What the exercise asks: Each line that follows should be printed again exactly as it stands.

Records for this task:

------------------------------

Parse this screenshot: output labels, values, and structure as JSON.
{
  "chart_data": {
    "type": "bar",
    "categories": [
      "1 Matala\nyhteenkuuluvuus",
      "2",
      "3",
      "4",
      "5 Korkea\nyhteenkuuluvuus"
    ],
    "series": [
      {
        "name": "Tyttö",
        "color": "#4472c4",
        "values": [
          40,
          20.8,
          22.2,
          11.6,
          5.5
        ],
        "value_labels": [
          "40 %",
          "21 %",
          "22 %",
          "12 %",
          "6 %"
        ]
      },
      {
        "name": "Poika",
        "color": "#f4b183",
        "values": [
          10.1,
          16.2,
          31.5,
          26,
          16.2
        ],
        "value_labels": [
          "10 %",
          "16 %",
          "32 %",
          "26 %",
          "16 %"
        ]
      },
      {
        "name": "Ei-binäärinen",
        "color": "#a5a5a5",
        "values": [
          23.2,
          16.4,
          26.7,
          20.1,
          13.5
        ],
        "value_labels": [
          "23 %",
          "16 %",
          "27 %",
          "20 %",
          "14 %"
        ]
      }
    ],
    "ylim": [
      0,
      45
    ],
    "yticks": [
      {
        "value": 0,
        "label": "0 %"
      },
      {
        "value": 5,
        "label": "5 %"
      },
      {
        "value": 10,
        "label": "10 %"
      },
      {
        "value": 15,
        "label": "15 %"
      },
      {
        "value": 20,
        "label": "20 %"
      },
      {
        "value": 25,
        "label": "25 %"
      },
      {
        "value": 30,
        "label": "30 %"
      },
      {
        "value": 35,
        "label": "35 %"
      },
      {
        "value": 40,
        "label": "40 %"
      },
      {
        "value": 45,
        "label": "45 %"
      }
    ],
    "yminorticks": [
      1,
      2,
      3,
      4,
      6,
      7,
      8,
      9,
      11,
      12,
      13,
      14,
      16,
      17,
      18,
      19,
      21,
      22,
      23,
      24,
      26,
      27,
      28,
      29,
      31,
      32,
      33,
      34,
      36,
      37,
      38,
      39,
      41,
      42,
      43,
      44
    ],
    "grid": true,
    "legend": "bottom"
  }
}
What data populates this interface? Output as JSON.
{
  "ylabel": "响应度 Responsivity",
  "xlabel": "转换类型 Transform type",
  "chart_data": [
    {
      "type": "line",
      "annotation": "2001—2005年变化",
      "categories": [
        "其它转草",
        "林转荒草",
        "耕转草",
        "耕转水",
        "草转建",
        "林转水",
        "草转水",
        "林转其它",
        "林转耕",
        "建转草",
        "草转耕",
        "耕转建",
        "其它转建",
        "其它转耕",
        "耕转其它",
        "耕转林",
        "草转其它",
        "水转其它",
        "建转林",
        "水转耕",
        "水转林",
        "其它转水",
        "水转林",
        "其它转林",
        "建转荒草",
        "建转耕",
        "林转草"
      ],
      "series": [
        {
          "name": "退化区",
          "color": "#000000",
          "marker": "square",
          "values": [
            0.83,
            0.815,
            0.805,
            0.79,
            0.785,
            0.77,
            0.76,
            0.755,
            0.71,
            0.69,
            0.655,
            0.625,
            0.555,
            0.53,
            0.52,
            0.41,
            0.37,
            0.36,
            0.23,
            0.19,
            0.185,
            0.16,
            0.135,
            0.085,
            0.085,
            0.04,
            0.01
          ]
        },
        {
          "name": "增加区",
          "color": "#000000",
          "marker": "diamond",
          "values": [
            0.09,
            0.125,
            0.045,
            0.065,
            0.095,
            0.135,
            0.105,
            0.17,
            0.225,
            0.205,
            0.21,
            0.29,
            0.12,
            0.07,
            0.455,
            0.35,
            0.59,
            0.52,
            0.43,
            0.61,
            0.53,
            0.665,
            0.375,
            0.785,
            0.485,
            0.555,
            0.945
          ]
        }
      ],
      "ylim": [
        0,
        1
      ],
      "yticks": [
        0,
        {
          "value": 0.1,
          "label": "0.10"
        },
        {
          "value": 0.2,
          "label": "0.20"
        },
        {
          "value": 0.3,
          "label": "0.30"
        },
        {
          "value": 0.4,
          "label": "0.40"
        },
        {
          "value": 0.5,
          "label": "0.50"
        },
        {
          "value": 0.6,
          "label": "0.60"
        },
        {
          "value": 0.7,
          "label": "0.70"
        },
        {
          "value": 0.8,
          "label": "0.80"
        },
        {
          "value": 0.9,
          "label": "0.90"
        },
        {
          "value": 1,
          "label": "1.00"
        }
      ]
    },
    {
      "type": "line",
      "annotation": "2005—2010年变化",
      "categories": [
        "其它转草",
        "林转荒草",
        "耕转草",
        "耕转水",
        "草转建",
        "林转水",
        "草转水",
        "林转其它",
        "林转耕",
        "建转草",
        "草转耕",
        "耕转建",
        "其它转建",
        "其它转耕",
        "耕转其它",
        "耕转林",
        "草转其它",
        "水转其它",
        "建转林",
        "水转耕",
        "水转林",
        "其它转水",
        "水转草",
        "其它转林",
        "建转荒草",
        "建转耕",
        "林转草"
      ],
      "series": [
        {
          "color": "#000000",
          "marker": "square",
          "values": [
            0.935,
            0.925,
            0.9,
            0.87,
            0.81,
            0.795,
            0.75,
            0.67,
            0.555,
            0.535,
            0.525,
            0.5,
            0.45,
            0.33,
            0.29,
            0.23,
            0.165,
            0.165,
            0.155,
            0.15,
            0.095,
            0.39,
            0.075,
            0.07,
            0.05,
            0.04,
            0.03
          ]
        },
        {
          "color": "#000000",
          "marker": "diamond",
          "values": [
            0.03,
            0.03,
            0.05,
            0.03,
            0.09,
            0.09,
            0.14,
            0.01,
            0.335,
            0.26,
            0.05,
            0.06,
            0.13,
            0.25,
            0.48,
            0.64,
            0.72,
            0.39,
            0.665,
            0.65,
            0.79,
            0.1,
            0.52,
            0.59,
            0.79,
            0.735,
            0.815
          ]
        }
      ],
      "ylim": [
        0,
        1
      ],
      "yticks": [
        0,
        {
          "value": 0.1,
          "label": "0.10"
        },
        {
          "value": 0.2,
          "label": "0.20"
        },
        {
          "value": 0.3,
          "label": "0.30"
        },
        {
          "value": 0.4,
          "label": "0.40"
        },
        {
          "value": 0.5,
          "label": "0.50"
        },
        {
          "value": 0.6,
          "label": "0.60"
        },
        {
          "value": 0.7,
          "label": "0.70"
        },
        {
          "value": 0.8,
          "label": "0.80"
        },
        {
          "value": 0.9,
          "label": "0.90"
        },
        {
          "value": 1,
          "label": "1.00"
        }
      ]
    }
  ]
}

------------------------------

Result:
Parse this screenshot: output labels, values, and structure as JSON.
{
  "chart_data": {
    "type": "bar",
    "categories": [
      "1 Matala\nyhteenkuuluvuus",
      "2",
      "3",
      "4",
      "5 Korkea\nyhteenkuuluvuus"
    ],
    "series": [
      {
        "name": "Tyttö",
        "color": "#4472c4",
        "values": [
          40,
          20.8,
          22.2,
          11.6,
          5.5
        ],
        "value_labels": [
          "40 %",
          "21 %",
          "22 %",
          "12 %",
          "6 %"
        ]
      },
      {
        "name": "Poika",
        "color": "#f4b183",
        "values": [
          10.1,
          16.2,
          31.5,
          26,
          16.2
        ],
        "value_labels": [
          "10 %",
          "16 %",
          "32 %",
          "26 %",
          "16 %"
        ]
      },
      {
        "name": "Ei-binäärinen",
        "color": "#a5a5a5",
        "values": [
          23.2,
          16.4,
          26.7,
          20.1,
          13.5
        ],
        "value_labels": [
          "23 %",
          "16 %",
          "27 %",
          "20 %",
          "14 %"
        ]
      }
    ],
    "ylim": [
      0,
      45
    ],
    "yticks": [
      {
        "value": 0,
        "label": "0 %"
      },
      {
        "value": 5,
        "label": "5 %"
      },
      {
        "value": 10,
        "label": "10 %"
      },
      {
        "value": 15,
        "label": "15 %"
      },
      {
        "value": 20,
        "label": "20 %"
      },
      {
        "value": 25,
        "label": "25 %"
      },
      {
        "value": 30,
        "label": "30 %"
      },
      {
        "value": 35,
        "label": "35 %"
      },
      {
        "value": 40,
        "label": "40 %"
      },
      {
        "value": 45,
        "label": "45 %"
      }
    ],
    "yminorticks": [
      1,
      2,
      3,
      4,
      6,
      7,
      8,
      9,
      11,
      12,
      13,
      14,
      16,
      17,
      18,
      19,
      21,
      22,
      23,
      24,
      26,
      27,
      28,
      29,
      31,
      32,
      33,
      34,
      36,
      37,
      38,
      39,
      41,
      42,
      43,
      44
    ],
    "grid": true,
    "legend": "bottom"
  }
}
What data populates this interface? Output as JSON.
{
  "ylabel": "响应度 Responsivity",
  "xlabel": "转换类型 Transform type",
  "chart_data": [
    {
      "type": "line",
      "annotation": "2001—2005年变化",
      "categories": [
        "其它转草",
        "林转荒草",
        "耕转草",
        "耕转水",
        "草转建",
        "林转水",
        "草转水",
        "林转其它",
        "林转耕",
        "建转草",
        "草转耕",
        "耕转建",
        "其它转建",
        "其它转耕",
        "耕转其它",
        "耕转林",
        "草转其它",
        "水转其它",
        "建转林",
        "水转耕",
        "水转林",
        "其它转水",
        "水转林",
        "其它转林",
        "建转荒草",
        "建转耕",
        "林转草"
      ],
      "series": [
        {
          "name": "退化区",
          "color": "#000000",
          "marker": "square",
          "values": [
            0.83,
            0.815,
            0.805,
            0.79,
            0.785,
            0.77,
            0.76,
            0.755,
            0.71,
            0.69,
            0.655,
            0.625,
            0.555,
            0.53,
            0.52,
            0.41,
            0.37,
            0.36,
            0.23,
            0.19,
            0.185,
            0.16,
            0.135,
            0.085,
            0.085,
            0.04,
            0.01
          ]
        },
        {
          "name": "增加区",
          "color": "#000000",
          "marker": "diamond",
          "values": [
            0.09,
            0.125,
            0.045,
            0.065,
            0.095,
            0.135,
            0.105,
            0.17,
            0.225,
            0.205,
            0.21,
            0.29,
            0.12,
            0.07,
            0.455,
            0.35,
            0.59,
            0.52,
            0.43,
            0.61,
            0.53,
            0.665,
            0.375,
            0.785,
            0.485,
            0.555,
            0.945
          ]
        }
      ],
      "ylim": [
        0,
        1
      ],
      "yticks": [
        0,
        {
          "value": 0.1,
          "label": "0.10"
        },
        {
          "value": 0.2,
          "label": "0.20"
        },
        {
          "value": 0.3,
          "label": "0.30"
        },
        {
          "value": 0.4,
          "label": "0.40"
        },
        {
          "value": 0.5,
          "label": "0.50"
        },
        {
          "value": 0.6,
          "label": "0.60"
        },
        {
          "value": 0.7,
          "label": "0.70"
        },
        {
          "value": 0.8,
          "label": "0.80"
        },
        {
          "value": 0.9,
          "label": "0.90"
        },
        {
          "value": 1,
          "label": "1.00"
        }
      ]
    },
    {
      "type": "line",
      "annotation": "2005—2010年变化",
      "categories": [
        "其它转草",
        "林转荒草",
        "耕转草",
        "耕转水",
        "草转建",
        "林转水",
        "草转水",
        "林转其它",
        "林转耕",
        "建转草",
        "草转耕",
        "耕转建",
        "其它转建",
        "其它转耕",
        "耕转其它",
        "耕转林",
        "草转其它",
        "水转其它",
        "建转林",
        "水转耕",
        "水转林",
        "其它转水",
        "水转草",
        "其它转林",
        "建转荒草",
        "建转耕",
        "林转草"
      ],
      "series": [
        {
          "color": "#000000",
          "marker": "square",
          "values": [
            0.935,
            0.925,
            0.9,
            0.87,
            0.81,
            0.795,
            0.75,
            0.67,
            0.555,
            0.535,
            0.525,
            0.5,
            0.45,
            0.33,
            0.29,
            0.23,
            0.165,
            0.165,
            0.155,
            0.15,
            0.095,
            0.39,
            0.075,
            0.07,
            0.05,
            0.04,
            0.03
          ]
        },
        {
          "color": "#000000",
          "marker": "diamond",
          "values": [
            0.03,
            0.03,
            0.05,
            0.03,
            0.09,
            0.09,
            0.14,
            0.01,
            0.335,
            0.26,
            0.05,
            0.06,
            0.13,
            0.25,
            0.48,
            0.64,
            0.72,
            0.39,
            0.665,
            0.65,
            0.79,
            0.1,
            0.52,
            0.59,
            0.79,
            0.735,
            0.815
          ]
        }
      ],
      "ylim": [
        0,
        1
      ],
      "yticks": [
        0,
        {
          "value": 0.1,
          "label": "0.10"
        },
        {
          "value": 0.2,
          "label": "0.20"
        },
        {
          "value": 0.3,
          "label": "0.30"
        },
        {
          "value": 0.4,
          "label": "0.40"
        },
        {
          "value": 0.5,
          "label": "0.50"
        },
        {
          "value": 0.6,
          "label": "0.60"
        },
        {
          "value": 0.7,
          "label": "0.70"
        },
        {
          "value": 0.8,
          "label": "0.80"
        },
        {
          "value": 0.9,
          "label": "0.90"
        },
        {
          "value": 1,
          "label": "1.00"
        }
      ]
    }
  ]
}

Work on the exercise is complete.